**Quoted text:**

__________________________________________________

Regarding the introduction of innovative means of transport that could help to reduce the congestion generated by cars, this research shows that a park-and-ride solution with shuttle service and an electric bike system would be accepted positively by a large share of respondents. In fact, results of the SP experiment show that almost 61% of respondents would reach the valleys with one of those means of transport if they were available, reducing from 65% to 19% the share of people choosing car. In particular, the introduction of the electric bike system, a zero-emission solution, could potentially double the number of people choosing a zero-emission mobility and also increase the interest to revisit the valley for residents who want to try a different experience. In order to be effective, the e-bike system should offer a sufficient number of stations, allowing people to freely move along the valley and leave the bikes in several places. Also, the e-bike system should give the possibility of putting hold on the rental fee in every station, being in this way significantly different from a classical rental bike. Differences arise across residents and tourists: the introduction of new alternatives would reduce the share of car users in both samples (from 53% to 16% for residents and from 66% to 19% for tourists), with residents being more attracted by the e-bike (30% against 18.3% for tourists), while the opposite happens for the shuttle service (considered as the favourite options by 43.6% of tourists and 30.8% of residents).

__________________________________________________

**Supplied information:**
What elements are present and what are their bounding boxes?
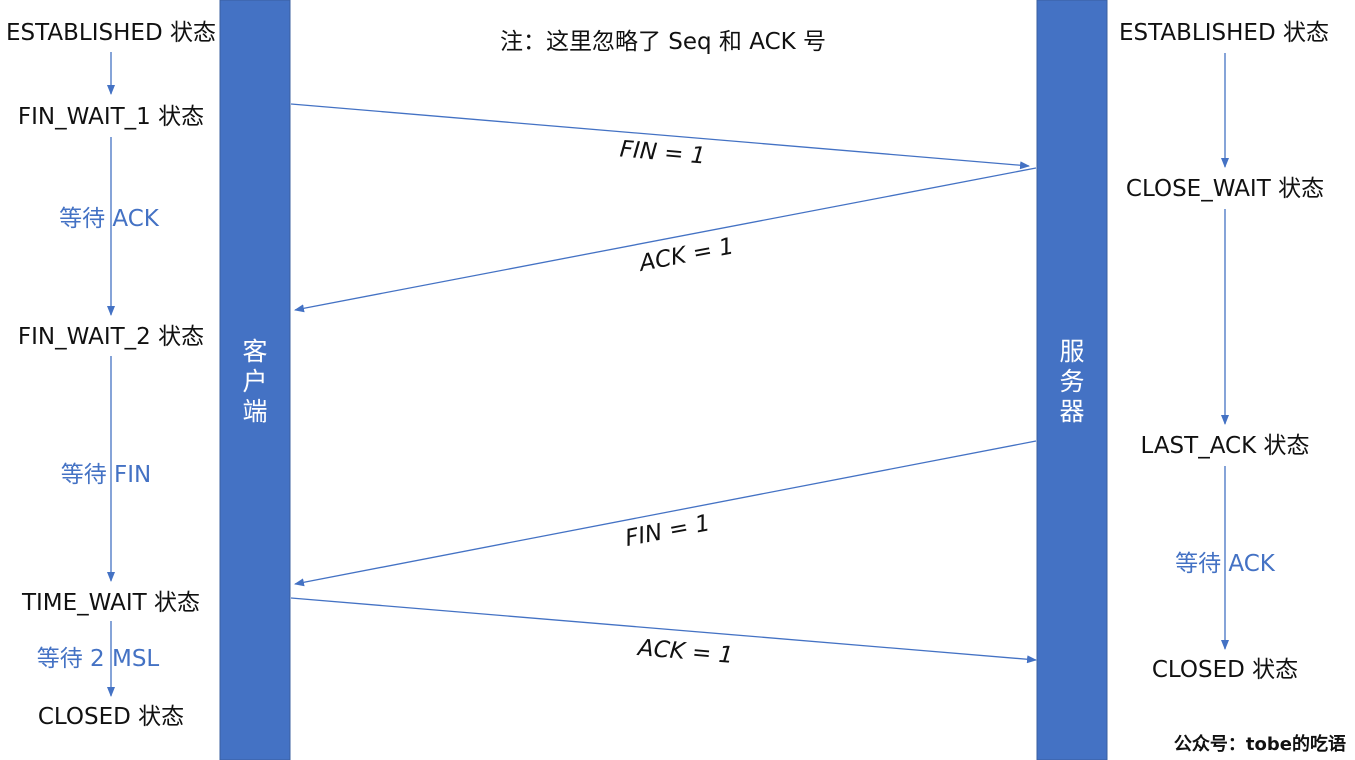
server-label-char: 务 [1059, 367, 1084, 396]
server-bar [1036, 0, 1108, 760]
server-state-last-ack: LAST_ACK 状态 [1140, 433, 1309, 459]
client-label: 客 户 端 [242, 337, 267, 426]
brand-watermark: 公众号：tobe的吃语 [1174, 733, 1346, 755]
note-text: 注：这里忽略了 Seq 和 ACK 号 [500, 29, 826, 55]
client-wait-2msl: 等待 2 MSL [37, 646, 160, 672]
message-label: ACK = 1 [635, 635, 734, 669]
message-arrow-fin-1 [290, 103, 1030, 170]
client-label-char: 端 [242, 397, 267, 426]
message-arrow-fin-2 [294, 440, 1037, 587]
message-arrow-ack-2 [290, 597, 1037, 664]
server-label: 服 务 器 [1059, 337, 1084, 426]
client-bar [219, 0, 291, 760]
server-state-close-wait: CLOSE_WAIT 状态 [1126, 176, 1324, 202]
server-wait-ack: 等待 ACK [1175, 551, 1276, 577]
server-state-established: ESTABLISHED 状态 [1119, 20, 1329, 46]
message-label: FIN = 1 [619, 136, 707, 169]
client-wait-fin: 等待 FIN [61, 462, 152, 488]
client-state-fin-wait-2: FIN_WAIT_2 状态 [18, 324, 204, 350]
client-wait-ack: 等待 ACK [59, 206, 160, 232]
client-label-char: 客 [242, 337, 267, 366]
client-state-time-wait: TIME_WAIT 状态 [21, 590, 200, 616]
server-label-char: 器 [1059, 397, 1084, 426]
message-label: ACK = 1 [635, 233, 736, 277]
client-state-established: ESTABLISHED 状态 [6, 20, 216, 46]
client-state-fin-wait-1: FIN_WAIT_1 状态 [18, 104, 204, 130]
message-arrow-ack-1 [294, 167, 1037, 313]
server-state-closed: CLOSED 状态 [1152, 657, 1298, 683]
client-state-closed: CLOSED 状态 [38, 704, 184, 730]
message-label: FIN = 1 [623, 510, 712, 552]
server-label-char: 服 [1059, 337, 1084, 366]
client-label-char: 户 [242, 367, 267, 396]
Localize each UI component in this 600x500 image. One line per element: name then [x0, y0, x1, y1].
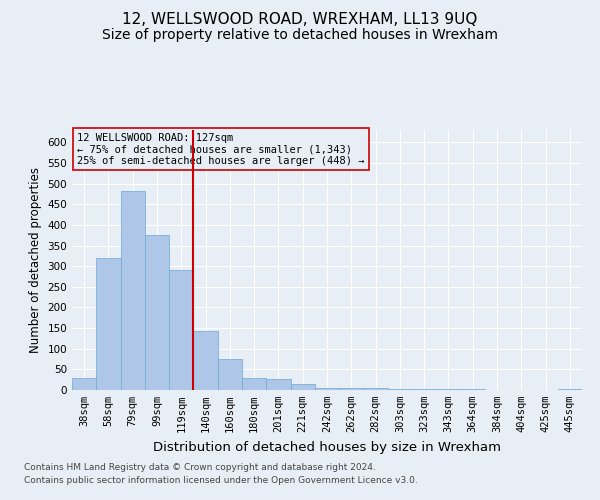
- Bar: [121, 190, 145, 390]
- Bar: [266, 379, 290, 390]
- Bar: [218, 359, 242, 390]
- Bar: [388, 389, 412, 390]
- Bar: [339, 388, 364, 390]
- Bar: [461, 389, 485, 390]
- Y-axis label: Number of detached properties: Number of detached properties: [29, 167, 42, 353]
- Text: 12 WELLSWOOD ROAD: 127sqm
← 75% of detached houses are smaller (1,343)
25% of se: 12 WELLSWOOD ROAD: 127sqm ← 75% of detac…: [77, 132, 365, 166]
- Bar: [290, 384, 315, 390]
- Bar: [242, 378, 266, 390]
- Bar: [72, 378, 96, 390]
- Text: Size of property relative to detached houses in Wrexham: Size of property relative to detached ho…: [102, 28, 498, 42]
- Text: Contains HM Land Registry data © Crown copyright and database right 2024.: Contains HM Land Registry data © Crown c…: [24, 464, 376, 472]
- X-axis label: Distribution of detached houses by size in Wrexham: Distribution of detached houses by size …: [153, 440, 501, 454]
- Bar: [315, 388, 339, 390]
- Bar: [193, 331, 218, 390]
- Text: Contains public sector information licensed under the Open Government Licence v3: Contains public sector information licen…: [24, 476, 418, 485]
- Bar: [96, 258, 121, 390]
- Bar: [412, 389, 436, 390]
- Bar: [436, 389, 461, 390]
- Bar: [558, 389, 582, 390]
- Bar: [145, 235, 169, 390]
- Bar: [169, 270, 193, 390]
- Bar: [364, 388, 388, 390]
- Text: 12, WELLSWOOD ROAD, WREXHAM, LL13 9UQ: 12, WELLSWOOD ROAD, WREXHAM, LL13 9UQ: [122, 12, 478, 28]
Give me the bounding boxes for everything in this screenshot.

__________________________________________________

**Exercise task:**
Extend the passage on cutting car traffic to the valleys with park-and-ride shuttles and electric bikes, starting after its final sentence.

**Output:**
Price strategy

Although the introduction of innovative means of transport might reduce the share of people using the car, such a policy should be complemented by a price strategy in order to be effective. In fact, any change in the price of the alternatives has an impact in shaping market shares (Table 5). For existing alternatives, car has lower cost elasticity with respect to public transport. Thus, any percentage increase in the price for the public transport ticket would reduce its demand by a larger factor of the same change applied to car parking ticket. With respect to new alternatives’ elasticities, results show that e-bike, the most eco-friendly alternative, has the lowest elasticity. Looking at the car cross-elasticity, results show that the shuttle service would be the alternative that benefits more from such a change. A scenario in which the parking cost for car is doubled (Table 6) would reduce car users from 18.9% to 8.5%, with an increase of public transport (15.4%), shuttle (51.1%), and e-bike users (21%).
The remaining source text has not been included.